[PASSAGE — start]

I suspect she may have Dependent Personality Disorder and/or as you suggested Borderline Personality Disorder. I believe she need some medicine she's not taking, and definitely she needs better therapy and we've just started going to couple's therapy - she was reluctant for months and now she sees the value.

[PASSAGE — finish]

WORK TASK
Copy verbatim everything from "I suspect she" down to "sees the value." in the passage about a partner's suspected personality disorder.

[SUPPLIED ENTRIES — start]

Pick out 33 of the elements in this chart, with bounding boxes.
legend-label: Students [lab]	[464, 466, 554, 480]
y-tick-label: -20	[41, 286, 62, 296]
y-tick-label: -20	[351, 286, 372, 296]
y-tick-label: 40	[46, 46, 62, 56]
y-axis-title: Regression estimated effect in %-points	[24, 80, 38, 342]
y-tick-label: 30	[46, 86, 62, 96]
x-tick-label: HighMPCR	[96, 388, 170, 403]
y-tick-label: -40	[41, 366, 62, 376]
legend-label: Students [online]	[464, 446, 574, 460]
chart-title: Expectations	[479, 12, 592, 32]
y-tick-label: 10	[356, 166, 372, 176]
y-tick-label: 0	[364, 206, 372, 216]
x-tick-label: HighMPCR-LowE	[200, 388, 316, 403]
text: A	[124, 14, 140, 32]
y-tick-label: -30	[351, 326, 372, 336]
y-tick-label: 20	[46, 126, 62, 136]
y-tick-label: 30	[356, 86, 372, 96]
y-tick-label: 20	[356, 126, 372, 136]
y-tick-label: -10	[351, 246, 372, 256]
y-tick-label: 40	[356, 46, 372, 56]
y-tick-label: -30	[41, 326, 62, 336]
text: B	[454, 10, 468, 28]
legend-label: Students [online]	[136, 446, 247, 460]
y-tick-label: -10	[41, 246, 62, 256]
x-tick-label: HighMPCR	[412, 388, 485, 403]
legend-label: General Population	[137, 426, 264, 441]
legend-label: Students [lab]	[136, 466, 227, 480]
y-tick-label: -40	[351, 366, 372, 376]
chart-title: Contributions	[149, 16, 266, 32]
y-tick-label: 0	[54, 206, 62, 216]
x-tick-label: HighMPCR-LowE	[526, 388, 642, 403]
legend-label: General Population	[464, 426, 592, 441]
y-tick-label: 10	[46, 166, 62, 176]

[SUPPLIED ENTRIES — finish]

ANSWER AREA
I suspect she may have Dependent Personality Disorder and/or as you suggested Borderline Personality Disorder. I believe she need some medicine she's not taking, and definitely she needs better therapy and we've just started going to couple's therapy - she was reluctant for months and now she sees the value.